[Data entries start]
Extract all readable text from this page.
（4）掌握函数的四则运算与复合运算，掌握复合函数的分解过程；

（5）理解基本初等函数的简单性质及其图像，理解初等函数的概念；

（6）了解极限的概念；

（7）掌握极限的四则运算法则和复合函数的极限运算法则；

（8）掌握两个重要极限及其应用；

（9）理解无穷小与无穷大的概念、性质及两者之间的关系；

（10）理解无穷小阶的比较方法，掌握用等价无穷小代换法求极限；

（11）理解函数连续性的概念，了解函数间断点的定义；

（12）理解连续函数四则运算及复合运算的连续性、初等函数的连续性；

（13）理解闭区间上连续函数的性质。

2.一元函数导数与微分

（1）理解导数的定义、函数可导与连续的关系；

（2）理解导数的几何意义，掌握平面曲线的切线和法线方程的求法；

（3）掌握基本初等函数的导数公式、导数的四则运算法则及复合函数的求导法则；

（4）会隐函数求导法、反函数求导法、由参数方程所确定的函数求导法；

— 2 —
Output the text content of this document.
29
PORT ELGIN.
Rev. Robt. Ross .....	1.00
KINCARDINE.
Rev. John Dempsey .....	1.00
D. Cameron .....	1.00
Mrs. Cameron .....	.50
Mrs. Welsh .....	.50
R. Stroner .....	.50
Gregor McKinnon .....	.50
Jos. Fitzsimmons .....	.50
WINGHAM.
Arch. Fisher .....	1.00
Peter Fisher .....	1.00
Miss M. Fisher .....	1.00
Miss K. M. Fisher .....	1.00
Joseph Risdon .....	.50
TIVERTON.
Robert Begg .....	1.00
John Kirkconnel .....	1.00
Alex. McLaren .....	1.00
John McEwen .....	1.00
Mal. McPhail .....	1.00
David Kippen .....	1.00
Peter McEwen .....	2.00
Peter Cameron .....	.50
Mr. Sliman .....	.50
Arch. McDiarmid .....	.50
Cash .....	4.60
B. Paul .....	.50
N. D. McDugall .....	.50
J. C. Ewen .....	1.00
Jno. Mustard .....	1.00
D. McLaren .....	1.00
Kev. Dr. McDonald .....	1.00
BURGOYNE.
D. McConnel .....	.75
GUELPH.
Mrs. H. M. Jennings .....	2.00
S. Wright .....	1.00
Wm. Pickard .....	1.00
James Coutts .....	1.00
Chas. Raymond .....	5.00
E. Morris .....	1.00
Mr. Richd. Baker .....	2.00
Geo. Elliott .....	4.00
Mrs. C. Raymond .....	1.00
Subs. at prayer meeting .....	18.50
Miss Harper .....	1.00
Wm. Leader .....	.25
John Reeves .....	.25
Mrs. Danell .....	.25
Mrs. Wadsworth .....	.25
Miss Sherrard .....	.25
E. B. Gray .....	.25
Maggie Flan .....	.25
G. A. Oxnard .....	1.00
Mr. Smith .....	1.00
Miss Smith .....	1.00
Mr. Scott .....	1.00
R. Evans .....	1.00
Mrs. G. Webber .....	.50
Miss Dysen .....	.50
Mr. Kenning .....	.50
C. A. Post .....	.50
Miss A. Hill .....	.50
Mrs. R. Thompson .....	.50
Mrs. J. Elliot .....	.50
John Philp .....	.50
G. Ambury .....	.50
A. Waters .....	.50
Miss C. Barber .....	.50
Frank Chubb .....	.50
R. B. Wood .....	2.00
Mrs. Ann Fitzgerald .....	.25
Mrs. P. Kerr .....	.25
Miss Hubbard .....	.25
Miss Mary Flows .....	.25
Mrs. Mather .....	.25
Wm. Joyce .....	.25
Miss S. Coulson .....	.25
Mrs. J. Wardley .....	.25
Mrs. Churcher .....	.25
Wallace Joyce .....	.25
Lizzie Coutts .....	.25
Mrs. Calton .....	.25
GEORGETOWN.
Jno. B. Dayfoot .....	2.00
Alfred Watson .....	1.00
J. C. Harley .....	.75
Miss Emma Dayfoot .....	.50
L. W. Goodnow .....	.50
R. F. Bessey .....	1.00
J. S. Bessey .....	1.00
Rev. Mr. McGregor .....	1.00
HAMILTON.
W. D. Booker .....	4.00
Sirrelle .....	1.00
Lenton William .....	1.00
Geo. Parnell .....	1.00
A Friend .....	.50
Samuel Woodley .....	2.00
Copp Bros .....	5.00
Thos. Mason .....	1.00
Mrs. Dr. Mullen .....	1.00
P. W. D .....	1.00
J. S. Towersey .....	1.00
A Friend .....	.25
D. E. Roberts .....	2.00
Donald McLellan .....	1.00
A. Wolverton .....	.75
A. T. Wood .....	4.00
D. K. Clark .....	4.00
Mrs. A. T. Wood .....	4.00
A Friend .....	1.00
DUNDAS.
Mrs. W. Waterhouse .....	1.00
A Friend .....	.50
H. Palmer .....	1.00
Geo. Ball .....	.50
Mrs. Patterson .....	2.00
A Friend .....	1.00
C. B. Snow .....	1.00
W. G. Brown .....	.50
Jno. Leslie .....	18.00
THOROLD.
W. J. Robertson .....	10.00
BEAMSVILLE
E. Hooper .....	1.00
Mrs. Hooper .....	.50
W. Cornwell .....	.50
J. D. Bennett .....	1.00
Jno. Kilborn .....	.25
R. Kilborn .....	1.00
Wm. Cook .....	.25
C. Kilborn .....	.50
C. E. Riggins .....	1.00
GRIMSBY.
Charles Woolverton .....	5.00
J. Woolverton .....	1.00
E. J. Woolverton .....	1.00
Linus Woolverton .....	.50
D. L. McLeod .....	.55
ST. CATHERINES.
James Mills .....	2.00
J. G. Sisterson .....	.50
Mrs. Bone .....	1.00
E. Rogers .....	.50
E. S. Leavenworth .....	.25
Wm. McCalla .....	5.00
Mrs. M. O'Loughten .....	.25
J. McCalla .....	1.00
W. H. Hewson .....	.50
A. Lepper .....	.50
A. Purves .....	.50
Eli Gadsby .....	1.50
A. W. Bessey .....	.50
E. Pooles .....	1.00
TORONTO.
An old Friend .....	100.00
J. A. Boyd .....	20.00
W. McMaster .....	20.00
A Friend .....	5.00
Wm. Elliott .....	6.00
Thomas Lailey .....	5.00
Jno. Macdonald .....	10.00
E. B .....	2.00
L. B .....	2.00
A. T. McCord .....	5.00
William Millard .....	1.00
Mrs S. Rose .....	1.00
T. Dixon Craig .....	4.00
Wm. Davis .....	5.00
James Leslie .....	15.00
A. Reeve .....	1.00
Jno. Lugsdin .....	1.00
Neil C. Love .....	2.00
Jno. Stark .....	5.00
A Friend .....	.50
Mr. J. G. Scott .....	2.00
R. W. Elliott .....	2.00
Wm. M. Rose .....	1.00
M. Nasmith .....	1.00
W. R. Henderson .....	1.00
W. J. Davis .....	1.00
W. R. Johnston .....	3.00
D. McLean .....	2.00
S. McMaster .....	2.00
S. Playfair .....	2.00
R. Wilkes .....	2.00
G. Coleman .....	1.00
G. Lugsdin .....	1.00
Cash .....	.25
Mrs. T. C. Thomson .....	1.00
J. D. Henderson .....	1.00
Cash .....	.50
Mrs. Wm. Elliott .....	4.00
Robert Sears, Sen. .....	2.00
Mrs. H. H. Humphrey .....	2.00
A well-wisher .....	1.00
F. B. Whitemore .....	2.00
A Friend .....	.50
[Data entries end]
Goal of the exercise:
Copy every line of the records above that holds the word "text".

Complete output:
Extract all readable text from this page.
Output the text content of this document.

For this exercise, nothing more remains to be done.